Required task: Will you output all of the data below exactly, omitting the images?

Records provided:
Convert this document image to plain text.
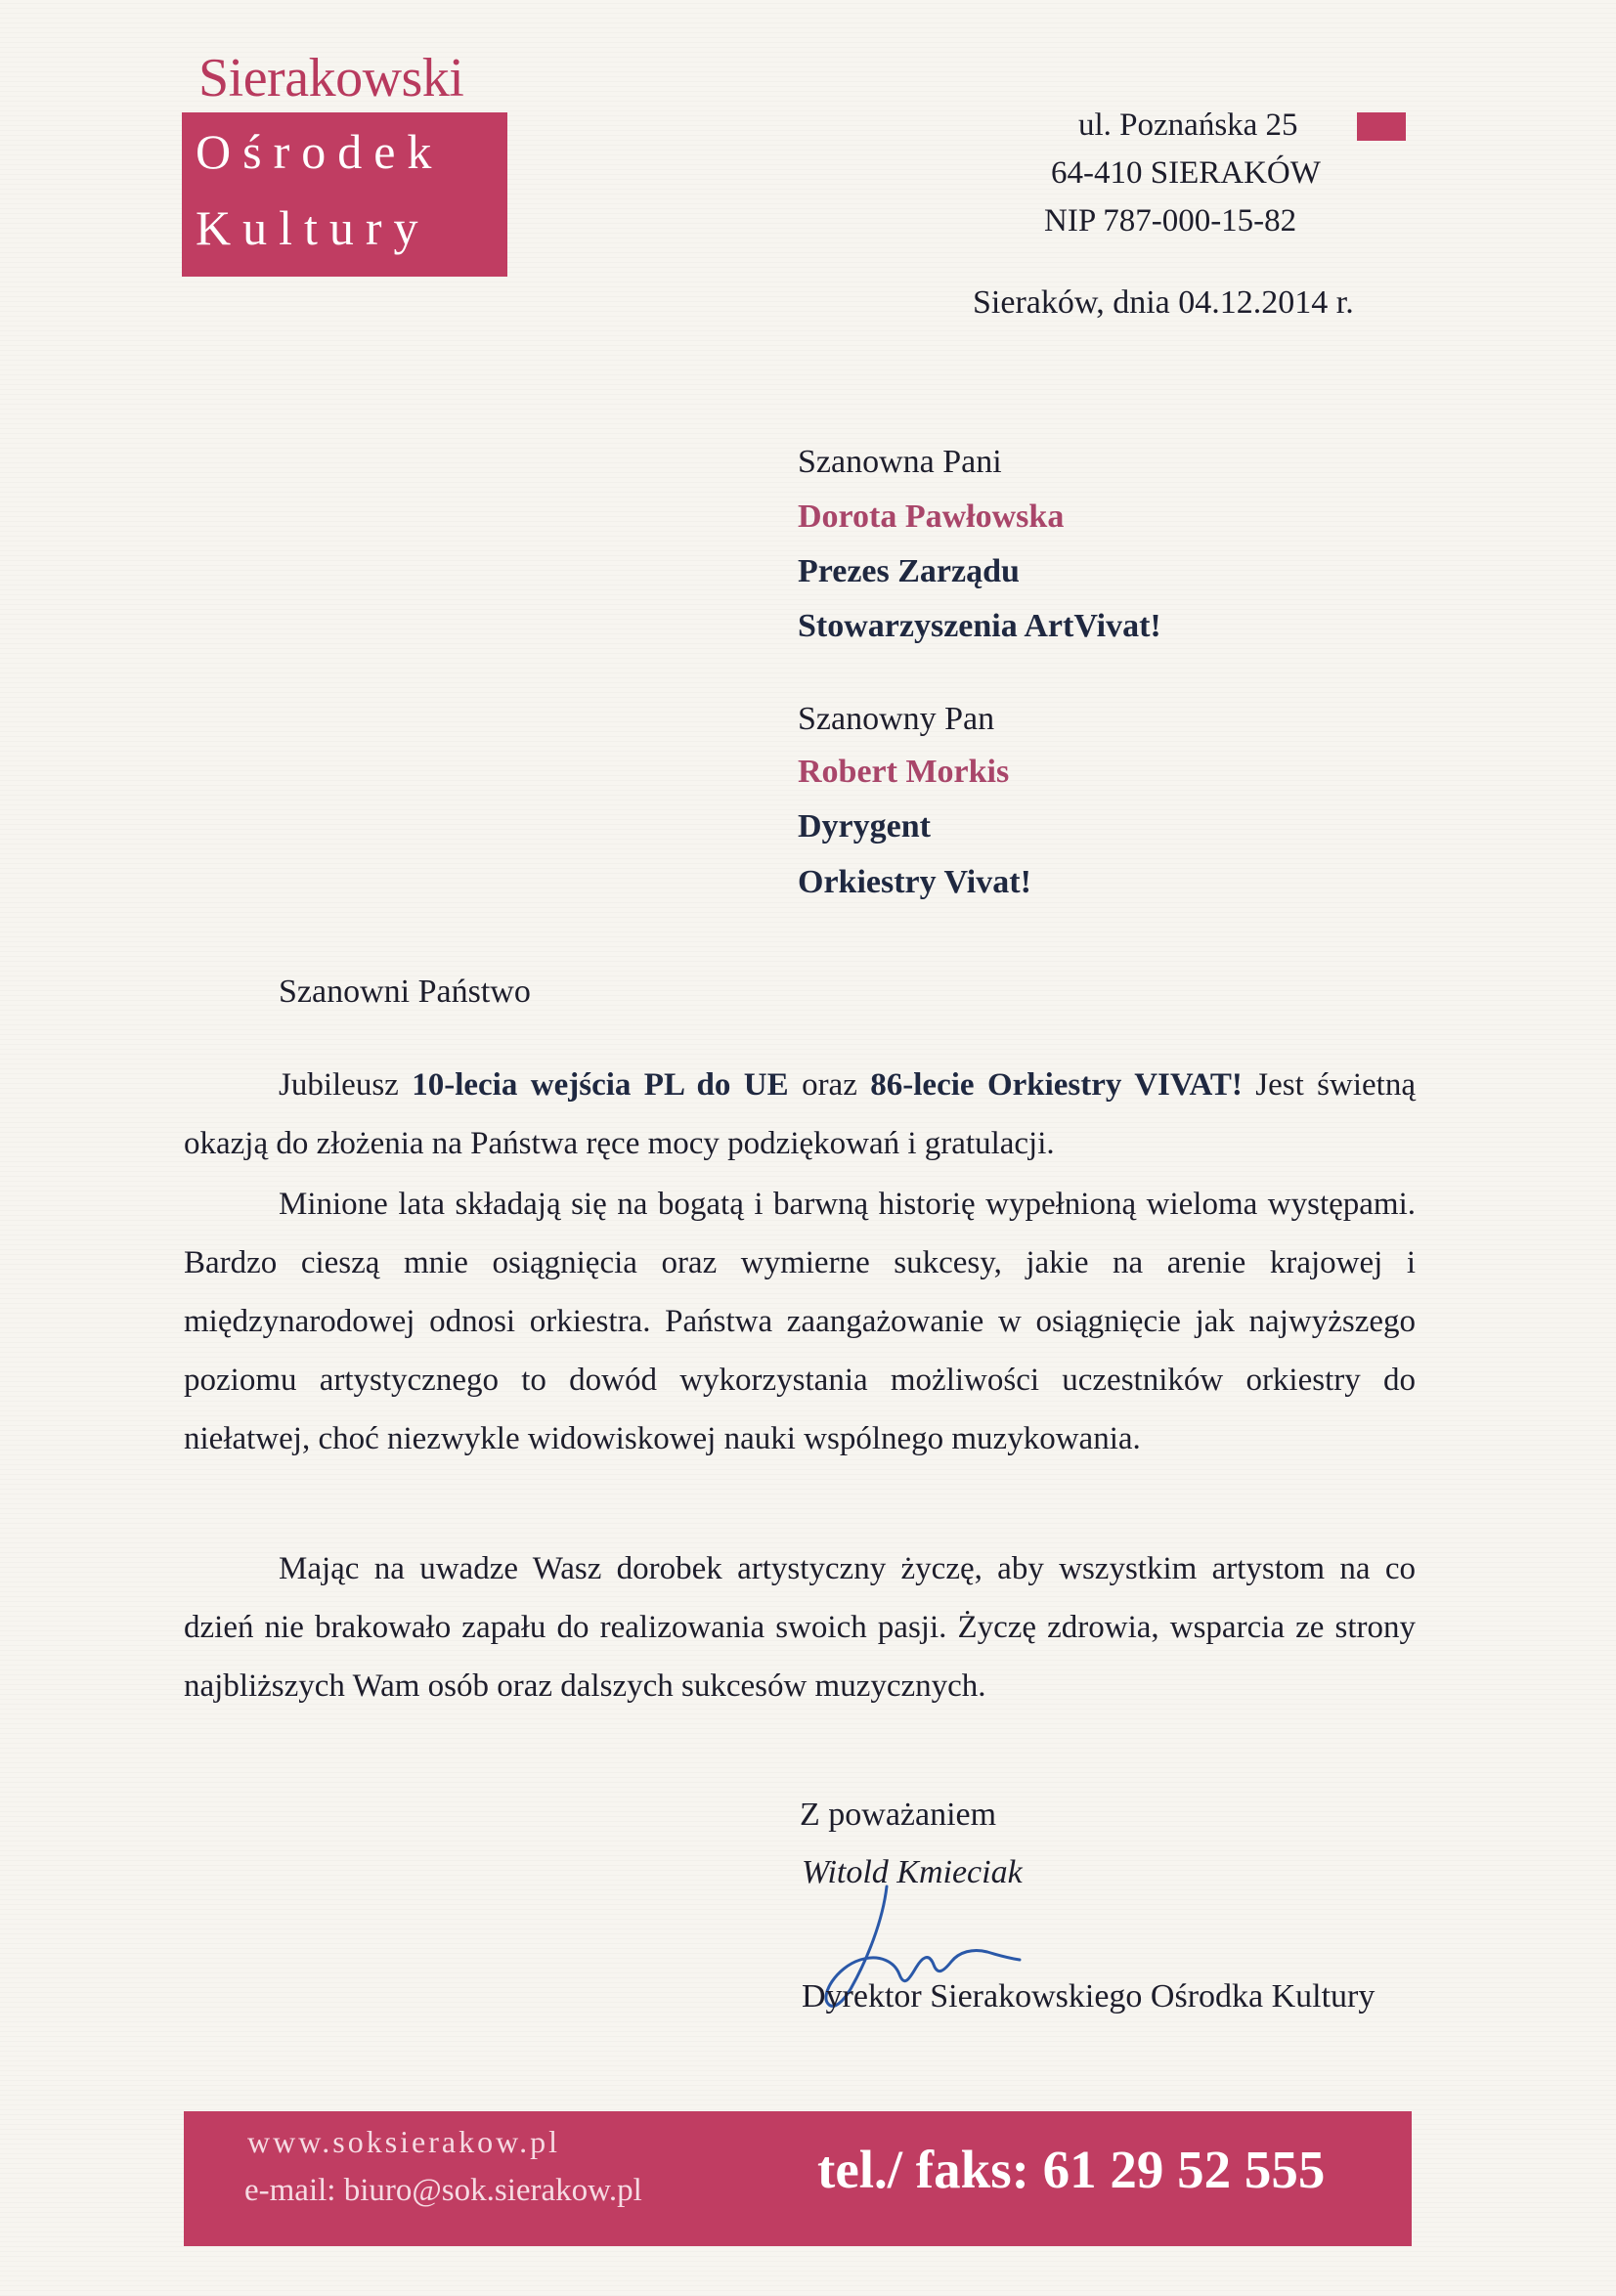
Sierakowski
Ośrodek
Kultury
ul. Poznańska 25
64-410 SIERAKÓW
NIP 787-000-15-82
Sieraków, dnia 04.12.2014 r.
Szanowna Pani
Dorota Pawłowska
Prezes Zarządu
Stowarzyszenia ArtVivat!
Szanowny Pan
Robert Morkis
Dyrygent
Orkiestry Vivat!
Szanowni Państwo

Jubileusz 10-lecia wejścia PL do UE oraz 86-lecie Orkiestry VIVAT! Jest świetną okazją do złożenia na Państwa ręce mocy podziękowań i gratulacji.

Minione lata składają się na bogatą i barwną historię wypełnioną wieloma występami. Bardzo cieszą mnie osiągnięcia oraz wymierne sukcesy, jakie na arenie krajowej i międzynarodowej odnosi orkiestra. Państwa zaangażowanie w osiągnięcie jak najwyższego poziomu artystycznego to dowód wykorzystania możliwości uczestników orkiestry do niełatwej, choć niezwykle widowiskowej nauki wspólnego muzykowania.

Mając na uwadze Wasz dorobek artystyczny życzę, aby wszystkim artystom na co dzień nie brakowało zapału do realizowania swoich pasji. Życzę zdrowia, wsparcia ze strony najbliższych Wam osób oraz dalszych sukcesów muzycznych.

Z poważaniem
Witold Kmieciak
Dyrektor Sierakowskiego Ośrodka Kultury
www.soksierakow.pl
e-mail: biuro@sok.sierakow.pl	tel./ faks: 61 29 52 555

Task response:
Convert this document image to plain text.
Sierakowski
Ośrodek
Kultury
ul. Poznańska 25
64-410 SIERAKÓW
NIP 787-000-15-82
Sieraków, dnia 04.12.2014 r.
Szanowna Pani
Dorota Pawłowska
Prezes Zarządu
Stowarzyszenia ArtVivat!
Szanowny Pan
Robert Morkis
Dyrygent
Orkiestry Vivat!
Szanowni Państwo

Jubileusz 10-lecia wejścia PL do UE oraz 86-lecie Orkiestry VIVAT! Jest świetną okazją do złożenia na Państwa ręce mocy podziękowań i gratulacji.

Minione lata składają się na bogatą i barwną historię wypełnioną wieloma występami. Bardzo cieszą mnie osiągnięcia oraz wymierne sukcesy, jakie na arenie krajowej i międzynarodowej odnosi orkiestra. Państwa zaangażowanie w osiągnięcie jak najwyższego poziomu artystycznego to dowód wykorzystania możliwości uczestników orkiestry do niełatwej, choć niezwykle widowiskowej nauki wspólnego muzykowania.

Mając na uwadze Wasz dorobek artystyczny życzę, aby wszystkim artystom na co dzień nie brakowało zapału do realizowania swoich pasji. Życzę zdrowia, wsparcia ze strony najbliższych Wam osób oraz dalszych sukcesów muzycznych.

Z poważaniem
Witold Kmieciak
Dyrektor Sierakowskiego Ośrodka Kultury
www.soksierakow.pl
e-mail: biuro@sok.sierakow.pl	tel./ faks: 61 29 52 555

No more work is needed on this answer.